* [Problem to solve]:
Report each line of the data that includes the word "MoDTC".

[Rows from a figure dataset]
-- Begin --

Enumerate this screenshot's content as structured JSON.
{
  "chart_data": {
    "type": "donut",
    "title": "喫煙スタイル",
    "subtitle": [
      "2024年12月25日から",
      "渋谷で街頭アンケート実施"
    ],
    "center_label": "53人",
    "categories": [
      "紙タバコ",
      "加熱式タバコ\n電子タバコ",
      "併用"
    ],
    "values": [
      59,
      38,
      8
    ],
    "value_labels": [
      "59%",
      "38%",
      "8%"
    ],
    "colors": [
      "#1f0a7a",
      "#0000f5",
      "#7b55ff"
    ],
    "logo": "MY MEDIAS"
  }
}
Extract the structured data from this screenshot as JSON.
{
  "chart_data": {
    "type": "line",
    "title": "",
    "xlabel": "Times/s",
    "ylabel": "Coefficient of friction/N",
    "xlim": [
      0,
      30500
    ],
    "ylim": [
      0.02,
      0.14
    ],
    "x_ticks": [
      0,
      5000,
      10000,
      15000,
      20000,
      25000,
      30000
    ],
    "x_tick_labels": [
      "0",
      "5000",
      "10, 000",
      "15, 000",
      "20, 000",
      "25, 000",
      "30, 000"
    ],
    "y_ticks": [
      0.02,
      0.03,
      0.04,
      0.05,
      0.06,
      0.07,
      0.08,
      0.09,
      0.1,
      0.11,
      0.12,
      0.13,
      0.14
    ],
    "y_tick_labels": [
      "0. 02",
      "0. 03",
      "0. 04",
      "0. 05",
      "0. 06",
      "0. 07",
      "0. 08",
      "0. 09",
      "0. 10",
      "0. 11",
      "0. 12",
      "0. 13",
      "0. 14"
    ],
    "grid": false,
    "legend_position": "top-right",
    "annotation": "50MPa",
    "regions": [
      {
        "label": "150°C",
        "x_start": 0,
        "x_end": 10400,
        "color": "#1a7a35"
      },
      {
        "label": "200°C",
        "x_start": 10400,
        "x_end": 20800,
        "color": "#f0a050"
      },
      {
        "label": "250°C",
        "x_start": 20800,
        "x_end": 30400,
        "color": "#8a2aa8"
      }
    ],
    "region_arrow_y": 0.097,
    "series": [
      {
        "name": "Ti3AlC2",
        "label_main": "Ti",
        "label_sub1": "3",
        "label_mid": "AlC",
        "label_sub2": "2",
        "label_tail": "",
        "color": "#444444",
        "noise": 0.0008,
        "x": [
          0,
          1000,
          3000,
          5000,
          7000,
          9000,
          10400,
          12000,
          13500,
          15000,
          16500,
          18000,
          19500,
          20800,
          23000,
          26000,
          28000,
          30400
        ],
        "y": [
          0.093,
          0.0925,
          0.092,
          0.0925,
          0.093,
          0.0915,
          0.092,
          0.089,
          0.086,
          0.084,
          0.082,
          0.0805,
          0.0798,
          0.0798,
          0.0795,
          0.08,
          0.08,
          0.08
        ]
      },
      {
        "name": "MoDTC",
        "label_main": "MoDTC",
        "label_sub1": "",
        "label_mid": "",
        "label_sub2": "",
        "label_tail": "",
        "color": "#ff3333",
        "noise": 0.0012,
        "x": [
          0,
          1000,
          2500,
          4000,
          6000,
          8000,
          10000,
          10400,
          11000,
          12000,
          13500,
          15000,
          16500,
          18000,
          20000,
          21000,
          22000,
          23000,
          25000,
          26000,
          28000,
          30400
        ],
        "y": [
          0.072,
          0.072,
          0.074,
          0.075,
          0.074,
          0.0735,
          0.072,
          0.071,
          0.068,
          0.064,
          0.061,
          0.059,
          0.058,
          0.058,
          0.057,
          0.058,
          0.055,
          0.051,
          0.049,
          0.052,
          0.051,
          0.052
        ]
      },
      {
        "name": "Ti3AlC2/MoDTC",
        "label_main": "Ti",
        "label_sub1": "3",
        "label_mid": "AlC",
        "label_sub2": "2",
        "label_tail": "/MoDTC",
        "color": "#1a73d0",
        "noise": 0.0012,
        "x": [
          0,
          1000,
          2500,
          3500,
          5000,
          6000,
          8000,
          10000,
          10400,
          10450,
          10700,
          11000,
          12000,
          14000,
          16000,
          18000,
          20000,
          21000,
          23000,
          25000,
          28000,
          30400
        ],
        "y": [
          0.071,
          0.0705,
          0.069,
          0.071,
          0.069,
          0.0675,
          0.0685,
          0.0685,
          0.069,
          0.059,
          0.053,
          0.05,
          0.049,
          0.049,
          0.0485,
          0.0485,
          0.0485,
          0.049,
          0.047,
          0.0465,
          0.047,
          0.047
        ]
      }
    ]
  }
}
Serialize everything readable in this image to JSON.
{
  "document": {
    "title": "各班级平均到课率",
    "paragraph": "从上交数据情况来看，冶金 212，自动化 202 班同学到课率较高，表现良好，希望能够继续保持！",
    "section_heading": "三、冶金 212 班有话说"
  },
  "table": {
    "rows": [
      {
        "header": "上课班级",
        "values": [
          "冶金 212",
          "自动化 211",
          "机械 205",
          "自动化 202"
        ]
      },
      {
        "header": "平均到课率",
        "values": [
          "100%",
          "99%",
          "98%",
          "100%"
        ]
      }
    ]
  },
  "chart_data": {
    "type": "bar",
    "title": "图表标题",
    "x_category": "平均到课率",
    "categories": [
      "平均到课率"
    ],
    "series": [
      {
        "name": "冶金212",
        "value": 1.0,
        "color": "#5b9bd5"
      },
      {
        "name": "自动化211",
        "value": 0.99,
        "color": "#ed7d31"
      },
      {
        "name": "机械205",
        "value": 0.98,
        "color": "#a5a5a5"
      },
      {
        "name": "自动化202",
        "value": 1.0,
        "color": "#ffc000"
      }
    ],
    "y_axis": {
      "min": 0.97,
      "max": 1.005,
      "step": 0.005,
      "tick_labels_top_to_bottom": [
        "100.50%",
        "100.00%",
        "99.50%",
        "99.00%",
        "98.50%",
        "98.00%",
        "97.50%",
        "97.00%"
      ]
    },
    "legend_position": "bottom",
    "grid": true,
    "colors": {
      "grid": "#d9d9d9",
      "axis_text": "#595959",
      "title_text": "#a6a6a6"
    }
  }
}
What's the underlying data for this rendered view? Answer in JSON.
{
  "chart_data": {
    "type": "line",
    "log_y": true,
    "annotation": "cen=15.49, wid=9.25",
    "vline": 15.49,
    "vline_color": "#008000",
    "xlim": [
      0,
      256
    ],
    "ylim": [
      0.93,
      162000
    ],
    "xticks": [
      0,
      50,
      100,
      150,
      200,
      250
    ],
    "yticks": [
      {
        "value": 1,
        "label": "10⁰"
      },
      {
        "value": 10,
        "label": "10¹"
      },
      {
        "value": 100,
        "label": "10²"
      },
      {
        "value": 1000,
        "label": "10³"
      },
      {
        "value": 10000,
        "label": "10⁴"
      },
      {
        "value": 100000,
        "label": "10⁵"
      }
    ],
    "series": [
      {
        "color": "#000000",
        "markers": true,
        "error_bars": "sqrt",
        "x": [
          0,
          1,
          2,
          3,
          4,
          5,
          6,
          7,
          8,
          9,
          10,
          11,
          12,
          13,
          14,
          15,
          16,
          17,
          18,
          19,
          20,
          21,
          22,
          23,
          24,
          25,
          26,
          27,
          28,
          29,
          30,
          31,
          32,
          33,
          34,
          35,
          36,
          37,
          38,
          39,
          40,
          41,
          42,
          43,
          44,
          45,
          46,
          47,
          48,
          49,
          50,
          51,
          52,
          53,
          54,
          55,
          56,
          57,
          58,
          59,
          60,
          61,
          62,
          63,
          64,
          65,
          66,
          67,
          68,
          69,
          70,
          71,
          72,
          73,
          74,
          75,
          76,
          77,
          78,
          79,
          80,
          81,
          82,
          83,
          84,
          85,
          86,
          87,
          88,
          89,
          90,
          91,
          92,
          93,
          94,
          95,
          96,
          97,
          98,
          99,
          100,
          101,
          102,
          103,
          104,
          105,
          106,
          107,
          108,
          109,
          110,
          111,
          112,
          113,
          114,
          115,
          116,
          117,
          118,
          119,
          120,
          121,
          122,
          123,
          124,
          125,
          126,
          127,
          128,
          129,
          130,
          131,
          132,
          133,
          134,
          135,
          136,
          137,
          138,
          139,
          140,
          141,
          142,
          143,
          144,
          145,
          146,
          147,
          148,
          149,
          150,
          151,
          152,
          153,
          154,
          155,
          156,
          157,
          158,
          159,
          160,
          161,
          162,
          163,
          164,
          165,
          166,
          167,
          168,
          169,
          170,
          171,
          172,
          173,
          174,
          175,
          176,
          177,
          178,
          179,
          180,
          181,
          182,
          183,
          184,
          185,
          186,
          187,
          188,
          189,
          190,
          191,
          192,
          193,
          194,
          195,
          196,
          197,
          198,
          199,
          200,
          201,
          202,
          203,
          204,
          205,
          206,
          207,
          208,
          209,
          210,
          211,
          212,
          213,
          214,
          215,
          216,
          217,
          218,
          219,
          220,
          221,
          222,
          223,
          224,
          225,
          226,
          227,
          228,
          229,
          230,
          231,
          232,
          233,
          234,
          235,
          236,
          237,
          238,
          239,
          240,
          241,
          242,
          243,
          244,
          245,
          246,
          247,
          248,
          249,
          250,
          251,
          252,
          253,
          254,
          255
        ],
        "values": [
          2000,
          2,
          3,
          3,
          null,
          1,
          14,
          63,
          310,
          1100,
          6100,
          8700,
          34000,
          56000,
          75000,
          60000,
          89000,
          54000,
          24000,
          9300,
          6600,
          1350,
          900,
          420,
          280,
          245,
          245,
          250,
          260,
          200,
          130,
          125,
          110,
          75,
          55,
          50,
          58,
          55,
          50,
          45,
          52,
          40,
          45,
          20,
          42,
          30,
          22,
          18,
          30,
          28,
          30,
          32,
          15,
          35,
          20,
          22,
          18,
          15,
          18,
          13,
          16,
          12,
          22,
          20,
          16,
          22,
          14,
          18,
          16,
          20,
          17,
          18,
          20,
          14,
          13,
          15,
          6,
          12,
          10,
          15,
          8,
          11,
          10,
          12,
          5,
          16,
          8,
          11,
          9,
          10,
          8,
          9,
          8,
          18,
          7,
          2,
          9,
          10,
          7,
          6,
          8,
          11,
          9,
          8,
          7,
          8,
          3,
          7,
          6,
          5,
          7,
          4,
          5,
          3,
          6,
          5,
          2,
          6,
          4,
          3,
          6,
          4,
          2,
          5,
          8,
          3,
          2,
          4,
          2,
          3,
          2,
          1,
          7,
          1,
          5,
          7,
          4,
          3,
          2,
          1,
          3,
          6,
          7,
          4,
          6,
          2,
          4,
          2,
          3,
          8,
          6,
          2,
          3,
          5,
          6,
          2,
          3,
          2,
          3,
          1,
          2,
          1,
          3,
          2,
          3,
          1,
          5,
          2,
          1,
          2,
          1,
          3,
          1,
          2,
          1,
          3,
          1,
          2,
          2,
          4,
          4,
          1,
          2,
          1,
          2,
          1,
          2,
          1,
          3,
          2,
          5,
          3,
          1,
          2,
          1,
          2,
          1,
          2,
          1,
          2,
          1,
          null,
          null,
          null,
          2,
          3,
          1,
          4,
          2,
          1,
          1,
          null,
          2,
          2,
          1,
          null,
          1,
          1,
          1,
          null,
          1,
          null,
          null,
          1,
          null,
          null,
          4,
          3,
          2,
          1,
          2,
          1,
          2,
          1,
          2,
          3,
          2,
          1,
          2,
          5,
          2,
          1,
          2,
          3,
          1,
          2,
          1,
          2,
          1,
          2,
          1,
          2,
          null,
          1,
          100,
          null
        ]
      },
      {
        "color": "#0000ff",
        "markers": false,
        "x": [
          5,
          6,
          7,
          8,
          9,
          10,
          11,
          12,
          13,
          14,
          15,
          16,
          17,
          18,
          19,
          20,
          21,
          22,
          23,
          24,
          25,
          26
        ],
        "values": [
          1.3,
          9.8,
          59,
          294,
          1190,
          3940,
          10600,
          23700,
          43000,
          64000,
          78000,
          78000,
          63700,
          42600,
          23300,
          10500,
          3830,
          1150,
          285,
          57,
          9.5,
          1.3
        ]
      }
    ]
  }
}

-- End --

* [Result]:
        "name": "MoDTC",
        "label_main": "MoDTC",
        "name": "Ti3AlC2/MoDTC",
        "label_tail": "/MoDTC",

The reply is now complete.